SHORT TASK - Search the data below for "Windspeed"; list each line that holds it.

(Dataset entries on figures)
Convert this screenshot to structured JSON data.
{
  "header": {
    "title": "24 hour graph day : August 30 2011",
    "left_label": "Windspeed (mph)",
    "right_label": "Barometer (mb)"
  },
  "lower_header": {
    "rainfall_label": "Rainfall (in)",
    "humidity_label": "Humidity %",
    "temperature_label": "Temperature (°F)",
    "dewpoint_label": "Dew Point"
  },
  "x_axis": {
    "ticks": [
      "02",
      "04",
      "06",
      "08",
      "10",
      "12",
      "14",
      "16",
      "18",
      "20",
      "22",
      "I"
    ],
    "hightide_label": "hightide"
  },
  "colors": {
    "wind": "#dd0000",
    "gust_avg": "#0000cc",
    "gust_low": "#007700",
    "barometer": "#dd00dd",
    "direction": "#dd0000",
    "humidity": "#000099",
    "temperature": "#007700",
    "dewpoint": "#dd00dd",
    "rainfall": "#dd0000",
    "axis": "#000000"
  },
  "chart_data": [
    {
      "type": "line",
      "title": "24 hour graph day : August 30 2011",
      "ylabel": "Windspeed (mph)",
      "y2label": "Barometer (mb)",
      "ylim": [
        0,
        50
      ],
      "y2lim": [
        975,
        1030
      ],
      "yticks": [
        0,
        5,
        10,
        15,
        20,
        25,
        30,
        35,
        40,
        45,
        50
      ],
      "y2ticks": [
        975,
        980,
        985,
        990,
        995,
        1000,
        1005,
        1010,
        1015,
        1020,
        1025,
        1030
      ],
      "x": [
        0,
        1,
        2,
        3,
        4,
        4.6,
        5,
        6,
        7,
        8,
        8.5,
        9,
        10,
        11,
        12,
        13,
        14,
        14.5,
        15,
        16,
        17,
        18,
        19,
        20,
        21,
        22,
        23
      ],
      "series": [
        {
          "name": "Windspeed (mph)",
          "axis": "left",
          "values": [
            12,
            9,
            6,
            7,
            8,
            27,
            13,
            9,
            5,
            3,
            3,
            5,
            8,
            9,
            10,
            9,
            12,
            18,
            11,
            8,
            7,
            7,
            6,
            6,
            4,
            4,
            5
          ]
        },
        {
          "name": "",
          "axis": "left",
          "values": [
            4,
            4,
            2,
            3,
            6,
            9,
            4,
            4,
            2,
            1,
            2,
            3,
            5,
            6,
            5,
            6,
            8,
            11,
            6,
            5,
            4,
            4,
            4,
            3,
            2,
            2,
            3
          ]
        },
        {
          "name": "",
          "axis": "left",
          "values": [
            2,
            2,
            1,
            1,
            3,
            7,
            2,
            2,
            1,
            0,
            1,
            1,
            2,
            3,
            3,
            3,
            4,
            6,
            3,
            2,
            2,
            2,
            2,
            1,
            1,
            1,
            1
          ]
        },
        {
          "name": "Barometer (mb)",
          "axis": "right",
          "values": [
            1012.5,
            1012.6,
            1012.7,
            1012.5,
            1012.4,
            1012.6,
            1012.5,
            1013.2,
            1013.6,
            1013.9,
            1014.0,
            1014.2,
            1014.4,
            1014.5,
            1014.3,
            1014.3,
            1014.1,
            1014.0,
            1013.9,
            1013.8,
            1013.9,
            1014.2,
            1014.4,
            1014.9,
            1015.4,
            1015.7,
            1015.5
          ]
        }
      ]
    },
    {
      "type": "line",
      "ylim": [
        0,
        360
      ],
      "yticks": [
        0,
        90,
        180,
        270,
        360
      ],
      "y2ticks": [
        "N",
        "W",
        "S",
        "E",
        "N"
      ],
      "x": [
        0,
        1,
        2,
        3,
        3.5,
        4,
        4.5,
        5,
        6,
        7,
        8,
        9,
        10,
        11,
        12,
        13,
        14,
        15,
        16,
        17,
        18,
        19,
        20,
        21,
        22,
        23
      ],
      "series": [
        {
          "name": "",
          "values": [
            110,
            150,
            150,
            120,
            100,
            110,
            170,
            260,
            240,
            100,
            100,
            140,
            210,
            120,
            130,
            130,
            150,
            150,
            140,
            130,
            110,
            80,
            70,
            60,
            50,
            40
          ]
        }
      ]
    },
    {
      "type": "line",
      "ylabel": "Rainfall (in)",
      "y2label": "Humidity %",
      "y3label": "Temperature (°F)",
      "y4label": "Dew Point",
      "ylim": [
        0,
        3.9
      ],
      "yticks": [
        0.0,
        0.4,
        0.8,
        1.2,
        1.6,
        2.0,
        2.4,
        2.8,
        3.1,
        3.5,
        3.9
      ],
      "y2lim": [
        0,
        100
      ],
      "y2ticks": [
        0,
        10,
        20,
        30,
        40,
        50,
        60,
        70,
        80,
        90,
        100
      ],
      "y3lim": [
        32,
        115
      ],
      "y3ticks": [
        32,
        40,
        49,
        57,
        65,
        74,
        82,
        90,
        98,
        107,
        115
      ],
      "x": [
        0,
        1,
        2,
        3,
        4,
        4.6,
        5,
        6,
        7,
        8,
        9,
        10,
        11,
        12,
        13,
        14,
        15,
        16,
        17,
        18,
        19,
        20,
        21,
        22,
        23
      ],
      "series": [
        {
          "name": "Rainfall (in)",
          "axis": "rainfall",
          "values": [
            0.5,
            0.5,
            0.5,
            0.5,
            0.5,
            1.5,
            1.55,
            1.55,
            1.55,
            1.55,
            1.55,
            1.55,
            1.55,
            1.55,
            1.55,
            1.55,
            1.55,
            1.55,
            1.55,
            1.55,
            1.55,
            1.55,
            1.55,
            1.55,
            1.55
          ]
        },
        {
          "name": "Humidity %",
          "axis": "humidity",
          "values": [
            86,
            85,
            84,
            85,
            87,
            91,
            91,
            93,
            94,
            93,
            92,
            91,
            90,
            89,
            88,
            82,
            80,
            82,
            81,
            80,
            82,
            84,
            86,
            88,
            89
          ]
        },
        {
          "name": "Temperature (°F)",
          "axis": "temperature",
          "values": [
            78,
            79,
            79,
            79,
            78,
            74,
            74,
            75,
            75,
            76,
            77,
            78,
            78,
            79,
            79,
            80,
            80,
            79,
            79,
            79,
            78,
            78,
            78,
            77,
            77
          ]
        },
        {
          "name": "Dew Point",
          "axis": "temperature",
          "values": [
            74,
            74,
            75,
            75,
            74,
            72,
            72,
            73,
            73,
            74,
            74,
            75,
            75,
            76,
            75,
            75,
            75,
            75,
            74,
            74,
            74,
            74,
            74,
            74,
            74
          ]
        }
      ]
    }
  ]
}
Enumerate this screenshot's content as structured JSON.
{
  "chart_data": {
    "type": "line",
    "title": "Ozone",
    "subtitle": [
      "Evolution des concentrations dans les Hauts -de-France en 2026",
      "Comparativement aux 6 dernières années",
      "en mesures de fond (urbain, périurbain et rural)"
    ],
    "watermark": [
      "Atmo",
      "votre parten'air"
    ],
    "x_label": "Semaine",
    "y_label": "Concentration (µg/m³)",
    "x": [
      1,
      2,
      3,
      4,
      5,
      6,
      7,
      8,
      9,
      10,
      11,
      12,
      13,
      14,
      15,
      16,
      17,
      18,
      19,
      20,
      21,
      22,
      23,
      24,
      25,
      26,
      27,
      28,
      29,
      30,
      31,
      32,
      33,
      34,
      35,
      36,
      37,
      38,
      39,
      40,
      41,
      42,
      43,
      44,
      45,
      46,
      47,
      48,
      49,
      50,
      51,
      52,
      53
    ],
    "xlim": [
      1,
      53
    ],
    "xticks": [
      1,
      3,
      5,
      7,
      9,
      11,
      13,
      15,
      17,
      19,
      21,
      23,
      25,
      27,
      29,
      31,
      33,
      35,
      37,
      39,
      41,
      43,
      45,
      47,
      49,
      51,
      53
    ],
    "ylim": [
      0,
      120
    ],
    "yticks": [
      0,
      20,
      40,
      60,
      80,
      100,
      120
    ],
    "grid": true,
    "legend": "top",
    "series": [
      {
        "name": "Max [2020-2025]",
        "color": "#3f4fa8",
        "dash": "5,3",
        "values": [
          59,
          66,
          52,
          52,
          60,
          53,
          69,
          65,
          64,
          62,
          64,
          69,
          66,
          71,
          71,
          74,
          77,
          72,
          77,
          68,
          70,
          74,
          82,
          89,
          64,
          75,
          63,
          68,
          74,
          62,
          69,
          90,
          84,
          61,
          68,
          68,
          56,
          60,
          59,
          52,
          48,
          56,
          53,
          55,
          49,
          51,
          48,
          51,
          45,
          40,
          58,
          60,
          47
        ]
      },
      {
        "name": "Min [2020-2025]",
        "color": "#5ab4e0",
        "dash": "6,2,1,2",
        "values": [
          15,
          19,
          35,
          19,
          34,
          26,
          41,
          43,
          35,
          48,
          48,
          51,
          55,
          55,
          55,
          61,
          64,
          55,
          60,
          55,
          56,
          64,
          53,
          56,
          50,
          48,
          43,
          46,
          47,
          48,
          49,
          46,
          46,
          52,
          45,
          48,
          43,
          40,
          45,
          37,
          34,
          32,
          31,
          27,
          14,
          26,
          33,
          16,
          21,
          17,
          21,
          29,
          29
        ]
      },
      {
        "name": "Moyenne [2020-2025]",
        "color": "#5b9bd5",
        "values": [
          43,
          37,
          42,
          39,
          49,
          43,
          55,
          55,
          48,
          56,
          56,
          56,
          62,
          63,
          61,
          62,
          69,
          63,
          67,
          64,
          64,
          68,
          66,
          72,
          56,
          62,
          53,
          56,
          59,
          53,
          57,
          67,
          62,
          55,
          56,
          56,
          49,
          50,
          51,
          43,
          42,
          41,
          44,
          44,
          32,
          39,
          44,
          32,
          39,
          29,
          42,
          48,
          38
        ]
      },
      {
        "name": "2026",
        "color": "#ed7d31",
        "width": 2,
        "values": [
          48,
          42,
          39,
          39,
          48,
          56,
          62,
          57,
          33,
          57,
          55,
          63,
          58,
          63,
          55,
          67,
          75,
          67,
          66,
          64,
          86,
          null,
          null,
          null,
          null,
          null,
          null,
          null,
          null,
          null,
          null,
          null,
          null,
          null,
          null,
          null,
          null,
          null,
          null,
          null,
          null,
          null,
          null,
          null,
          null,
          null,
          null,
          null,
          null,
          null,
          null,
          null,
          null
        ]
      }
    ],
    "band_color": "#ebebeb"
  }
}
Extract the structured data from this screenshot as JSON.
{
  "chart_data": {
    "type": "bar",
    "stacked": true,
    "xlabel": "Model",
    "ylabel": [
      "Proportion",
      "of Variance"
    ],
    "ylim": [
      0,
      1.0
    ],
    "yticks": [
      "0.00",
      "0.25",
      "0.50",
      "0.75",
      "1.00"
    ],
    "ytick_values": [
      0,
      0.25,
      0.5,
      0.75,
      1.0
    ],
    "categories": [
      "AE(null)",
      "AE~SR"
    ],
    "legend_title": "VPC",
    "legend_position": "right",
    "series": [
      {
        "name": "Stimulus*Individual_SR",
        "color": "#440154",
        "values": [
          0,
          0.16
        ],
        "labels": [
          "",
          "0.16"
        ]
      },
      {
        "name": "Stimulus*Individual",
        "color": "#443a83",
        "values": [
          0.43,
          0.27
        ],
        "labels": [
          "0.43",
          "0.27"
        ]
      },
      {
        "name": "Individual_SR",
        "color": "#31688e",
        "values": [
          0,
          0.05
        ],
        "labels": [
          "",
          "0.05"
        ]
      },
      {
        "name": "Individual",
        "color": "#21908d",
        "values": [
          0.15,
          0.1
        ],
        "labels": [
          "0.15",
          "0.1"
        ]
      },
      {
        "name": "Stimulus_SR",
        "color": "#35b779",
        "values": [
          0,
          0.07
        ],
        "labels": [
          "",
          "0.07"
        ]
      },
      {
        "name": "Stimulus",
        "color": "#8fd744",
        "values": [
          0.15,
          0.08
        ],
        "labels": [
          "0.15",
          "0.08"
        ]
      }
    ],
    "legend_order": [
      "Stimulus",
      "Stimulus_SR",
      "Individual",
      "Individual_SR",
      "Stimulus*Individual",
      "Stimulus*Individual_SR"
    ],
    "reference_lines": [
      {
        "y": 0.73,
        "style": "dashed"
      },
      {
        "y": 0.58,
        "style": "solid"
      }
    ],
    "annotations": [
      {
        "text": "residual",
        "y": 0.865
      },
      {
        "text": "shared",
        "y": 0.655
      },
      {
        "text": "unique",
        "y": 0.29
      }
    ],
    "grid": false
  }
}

ANSWER TO THIS TASK -
    "left_label": "Windspeed (mph)",
      "ylabel": "Windspeed (mph)",
          "name": "Windspeed (mph)",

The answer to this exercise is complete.